### Provided material
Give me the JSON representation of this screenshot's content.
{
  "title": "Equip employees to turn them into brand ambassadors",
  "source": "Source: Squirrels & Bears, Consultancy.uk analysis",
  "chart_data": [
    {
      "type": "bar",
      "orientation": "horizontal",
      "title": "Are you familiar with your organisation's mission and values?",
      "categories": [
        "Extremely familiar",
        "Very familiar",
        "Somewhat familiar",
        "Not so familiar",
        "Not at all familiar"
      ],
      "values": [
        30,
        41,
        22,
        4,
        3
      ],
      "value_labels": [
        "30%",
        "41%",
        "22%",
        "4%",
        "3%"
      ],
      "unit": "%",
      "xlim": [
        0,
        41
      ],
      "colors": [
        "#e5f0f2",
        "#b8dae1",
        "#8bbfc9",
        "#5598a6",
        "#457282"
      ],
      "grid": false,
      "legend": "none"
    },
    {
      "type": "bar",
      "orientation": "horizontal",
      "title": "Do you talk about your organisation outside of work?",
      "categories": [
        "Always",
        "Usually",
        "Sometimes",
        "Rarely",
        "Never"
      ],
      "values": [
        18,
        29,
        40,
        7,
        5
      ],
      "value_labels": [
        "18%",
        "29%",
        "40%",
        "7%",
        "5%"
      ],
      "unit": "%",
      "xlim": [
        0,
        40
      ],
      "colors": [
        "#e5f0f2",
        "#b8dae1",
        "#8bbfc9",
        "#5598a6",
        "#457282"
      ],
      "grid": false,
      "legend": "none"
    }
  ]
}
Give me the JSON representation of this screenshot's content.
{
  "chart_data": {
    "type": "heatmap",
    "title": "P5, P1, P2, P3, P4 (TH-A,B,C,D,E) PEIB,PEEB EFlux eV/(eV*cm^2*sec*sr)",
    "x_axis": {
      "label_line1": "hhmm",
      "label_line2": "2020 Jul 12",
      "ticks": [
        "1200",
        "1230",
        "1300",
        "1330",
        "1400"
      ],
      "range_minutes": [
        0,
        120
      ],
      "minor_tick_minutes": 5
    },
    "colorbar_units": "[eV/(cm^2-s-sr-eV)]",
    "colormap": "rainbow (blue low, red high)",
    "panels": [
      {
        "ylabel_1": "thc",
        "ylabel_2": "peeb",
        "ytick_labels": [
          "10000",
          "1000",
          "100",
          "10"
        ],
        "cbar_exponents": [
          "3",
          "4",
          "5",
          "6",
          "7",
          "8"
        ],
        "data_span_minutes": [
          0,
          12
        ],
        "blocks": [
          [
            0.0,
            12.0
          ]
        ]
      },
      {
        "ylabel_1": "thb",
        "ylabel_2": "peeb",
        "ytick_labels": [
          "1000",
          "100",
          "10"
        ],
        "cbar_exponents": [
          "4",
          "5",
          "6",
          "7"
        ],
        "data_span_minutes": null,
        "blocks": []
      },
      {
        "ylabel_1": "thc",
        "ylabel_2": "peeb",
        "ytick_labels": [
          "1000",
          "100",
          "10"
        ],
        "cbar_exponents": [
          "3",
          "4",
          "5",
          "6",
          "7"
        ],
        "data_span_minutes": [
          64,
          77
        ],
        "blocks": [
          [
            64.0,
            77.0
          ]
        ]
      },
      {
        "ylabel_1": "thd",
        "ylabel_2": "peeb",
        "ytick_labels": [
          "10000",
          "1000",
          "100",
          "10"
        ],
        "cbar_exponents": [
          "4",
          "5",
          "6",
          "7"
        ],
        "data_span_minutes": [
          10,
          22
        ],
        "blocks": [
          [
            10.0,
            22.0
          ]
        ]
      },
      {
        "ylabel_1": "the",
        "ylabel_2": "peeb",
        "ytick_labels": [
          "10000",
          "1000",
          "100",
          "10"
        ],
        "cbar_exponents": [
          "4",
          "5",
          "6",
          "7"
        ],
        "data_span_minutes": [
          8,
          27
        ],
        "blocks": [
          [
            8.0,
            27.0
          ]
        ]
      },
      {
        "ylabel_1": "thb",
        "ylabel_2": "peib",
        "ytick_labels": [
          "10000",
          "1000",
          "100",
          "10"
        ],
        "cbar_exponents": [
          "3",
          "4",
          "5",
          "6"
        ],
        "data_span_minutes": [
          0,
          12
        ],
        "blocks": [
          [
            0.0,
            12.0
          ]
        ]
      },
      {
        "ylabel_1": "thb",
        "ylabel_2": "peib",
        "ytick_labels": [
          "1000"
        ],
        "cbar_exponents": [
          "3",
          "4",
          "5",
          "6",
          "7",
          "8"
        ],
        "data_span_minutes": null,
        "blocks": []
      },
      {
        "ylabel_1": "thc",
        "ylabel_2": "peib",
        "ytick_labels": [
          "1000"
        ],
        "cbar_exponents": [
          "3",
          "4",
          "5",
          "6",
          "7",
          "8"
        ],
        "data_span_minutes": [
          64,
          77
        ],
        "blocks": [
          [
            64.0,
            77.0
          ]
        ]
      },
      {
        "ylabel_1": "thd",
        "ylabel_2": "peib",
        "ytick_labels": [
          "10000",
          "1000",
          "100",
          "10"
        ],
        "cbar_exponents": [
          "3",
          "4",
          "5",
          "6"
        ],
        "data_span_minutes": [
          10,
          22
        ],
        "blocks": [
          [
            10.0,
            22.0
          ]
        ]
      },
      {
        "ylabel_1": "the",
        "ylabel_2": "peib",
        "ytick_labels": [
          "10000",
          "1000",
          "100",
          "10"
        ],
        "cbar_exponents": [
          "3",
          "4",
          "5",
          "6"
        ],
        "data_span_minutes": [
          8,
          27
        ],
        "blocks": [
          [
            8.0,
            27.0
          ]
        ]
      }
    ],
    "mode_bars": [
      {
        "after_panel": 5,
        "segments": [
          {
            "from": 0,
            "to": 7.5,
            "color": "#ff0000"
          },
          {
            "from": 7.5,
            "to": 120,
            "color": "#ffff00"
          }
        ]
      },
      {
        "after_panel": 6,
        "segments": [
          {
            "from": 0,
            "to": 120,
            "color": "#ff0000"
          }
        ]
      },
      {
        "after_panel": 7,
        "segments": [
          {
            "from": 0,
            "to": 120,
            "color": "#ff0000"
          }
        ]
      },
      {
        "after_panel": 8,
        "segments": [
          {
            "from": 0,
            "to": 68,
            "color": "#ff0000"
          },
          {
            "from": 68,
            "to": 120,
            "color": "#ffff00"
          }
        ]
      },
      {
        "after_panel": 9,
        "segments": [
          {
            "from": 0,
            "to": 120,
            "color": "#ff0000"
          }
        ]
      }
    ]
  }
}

### What you are asked to do
Go through the records above and set each one down exactly, please.

### Final result
Give me the JSON representation of this screenshot's content.
{
  "title": "Equip employees to turn them into brand ambassadors",
  "source": "Source: Squirrels & Bears, Consultancy.uk analysis",
  "chart_data": [
    {
      "type": "bar",
      "orientation": "horizontal",
      "title": "Are you familiar with your organisation's mission and values?",
      "categories": [
        "Extremely familiar",
        "Very familiar",
        "Somewhat familiar",
        "Not so familiar",
        "Not at all familiar"
      ],
      "values": [
        30,
        41,
        22,
        4,
        3
      ],
      "value_labels": [
        "30%",
        "41%",
        "22%",
        "4%",
        "3%"
      ],
      "unit": "%",
      "xlim": [
        0,
        41
      ],
      "colors": [
        "#e5f0f2",
        "#b8dae1",
        "#8bbfc9",
        "#5598a6",
        "#457282"
      ],
      "grid": false,
      "legend": "none"
    },
    {
      "type": "bar",
      "orientation": "horizontal",
      "title": "Do you talk about your organisation outside of work?",
      "categories": [
        "Always",
        "Usually",
        "Sometimes",
        "Rarely",
        "Never"
      ],
      "values": [
        18,
        29,
        40,
        7,
        5
      ],
      "value_labels": [
        "18%",
        "29%",
        "40%",
        "7%",
        "5%"
      ],
      "unit": "%",
      "xlim": [
        0,
        40
      ],
      "colors": [
        "#e5f0f2",
        "#b8dae1",
        "#8bbfc9",
        "#5598a6",
        "#457282"
      ],
      "grid": false,
      "legend": "none"
    }
  ]
}
Give me the JSON representation of this screenshot's content.
{
  "chart_data": {
    "type": "heatmap",
    "title": "P5, P1, P2, P3, P4 (TH-A,B,C,D,E) PEIB,PEEB EFlux eV/(eV*cm^2*sec*sr)",
    "x_axis": {
      "label_line1": "hhmm",
      "label_line2": "2020 Jul 12",
      "ticks": [
        "1200",
        "1230",
        "1300",
        "1330",
        "1400"
      ],
      "range_minutes": [
        0,
        120
      ],
      "minor_tick_minutes": 5
    },
    "colorbar_units": "[eV/(cm^2-s-sr-eV)]",
    "colormap": "rainbow (blue low, red high)",
    "panels": [
      {
        "ylabel_1": "thc",
        "ylabel_2": "peeb",
        "ytick_labels": [
          "10000",
          "1000",
          "100",
          "10"
        ],
        "cbar_exponents": [
          "3",
          "4",
          "5",
          "6",
          "7",
          "8"
        ],
        "data_span_minutes": [
          0,
          12
        ],
        "blocks": [
          [
            0.0,
            12.0
          ]
        ]
      },
      {
        "ylabel_1": "thb",
        "ylabel_2": "peeb",
        "ytick_labels": [
          "1000",
          "100",
          "10"
        ],
        "cbar_exponents": [
          "4",
          "5",
          "6",
          "7"
        ],
        "data_span_minutes": null,
        "blocks": []
      },
      {
        "ylabel_1": "thc",
        "ylabel_2": "peeb",
        "ytick_labels": [
          "1000",
          "100",
          "10"
        ],
        "cbar_exponents": [
          "3",
          "4",
          "5",
          "6",
          "7"
        ],
        "data_span_minutes": [
          64,
          77
        ],
        "blocks": [
          [
            64.0,
            77.0
          ]
        ]
      },
      {
        "ylabel_1": "thd",
        "ylabel_2": "peeb",
        "ytick_labels": [
          "10000",
          "1000",
          "100",
          "10"
        ],
        "cbar_exponents": [
          "4",
          "5",
          "6",
          "7"
        ],
        "data_span_minutes": [
          10,
          22
        ],
        "blocks": [
          [
            10.0,
            22.0
          ]
        ]
      },
      {
        "ylabel_1": "the",
        "ylabel_2": "peeb",
        "ytick_labels": [
          "10000",
          "1000",
          "100",
          "10"
        ],
        "cbar_exponents": [
          "4",
          "5",
          "6",
          "7"
        ],
        "data_span_minutes": [
          8,
          27
        ],
        "blocks": [
          [
            8.0,
            27.0
          ]
        ]
      },
      {
        "ylabel_1": "thb",
        "ylabel_2": "peib",
        "ytick_labels": [
          "10000",
          "1000",
          "100",
          "10"
        ],
        "cbar_exponents": [
          "3",
          "4",
          "5",
          "6"
        ],
        "data_span_minutes": [
          0,
          12
        ],
        "blocks": [
          [
            0.0,
            12.0
          ]
        ]
      },
      {
        "ylabel_1": "thb",
        "ylabel_2": "peib",
        "ytick_labels": [
          "1000"
        ],
        "cbar_exponents": [
          "3",
          "4",
          "5",
          "6",
          "7",
          "8"
        ],
        "data_span_minutes": null,
        "blocks": []
      },
      {
        "ylabel_1": "thc",
        "ylabel_2": "peib",
        "ytick_labels": [
          "1000"
        ],
        "cbar_exponents": [
          "3",
          "4",
          "5",
          "6",
          "7",
          "8"
        ],
        "data_span_minutes": [
          64,
          77
        ],
        "blocks": [
          [
            64.0,
            77.0
          ]
        ]
      },
      {
        "ylabel_1": "thd",
        "ylabel_2": "peib",
        "ytick_labels": [
          "10000",
          "1000",
          "100",
          "10"
        ],
        "cbar_exponents": [
          "3",
          "4",
          "5",
          "6"
        ],
        "data_span_minutes": [
          10,
          22
        ],
        "blocks": [
          [
            10.0,
            22.0
          ]
        ]
      },
      {
        "ylabel_1": "the",
        "ylabel_2": "peib",
        "ytick_labels": [
          "10000",
          "1000",
          "100",
          "10"
        ],
        "cbar_exponents": [
          "3",
          "4",
          "5",
          "6"
        ],
        "data_span_minutes": [
          8,
          27
        ],
        "blocks": [
          [
            8.0,
            27.0
          ]
        ]
      }
    ],
    "mode_bars": [
      {
        "after_panel": 5,
        "segments": [
          {
            "from": 0,
            "to": 7.5,
            "color": "#ff0000"
          },
          {
            "from": 7.5,
            "to": 120,
            "color": "#ffff00"
          }
        ]
      },
      {
        "after_panel": 6,
        "segments": [
          {
            "from": 0,
            "to": 120,
            "color": "#ff0000"
          }
        ]
      },
      {
        "after_panel": 7,
        "segments": [
          {
            "from": 0,
            "to": 120,
            "color": "#ff0000"
          }
        ]
      },
      {
        "after_panel": 8,
        "segments": [
          {
            "from": 0,
            "to": 68,
            "color": "#ff0000"
          },
          {
            "from": 68,
            "to": 120,
            "color": "#ffff00"
          }
        ]
      },
      {
        "after_panel": 9,
        "segments": [
          {
            "from": 0,
            "to": 120,
            "color": "#ff0000"
          }
        ]
      }
    ]
  }
}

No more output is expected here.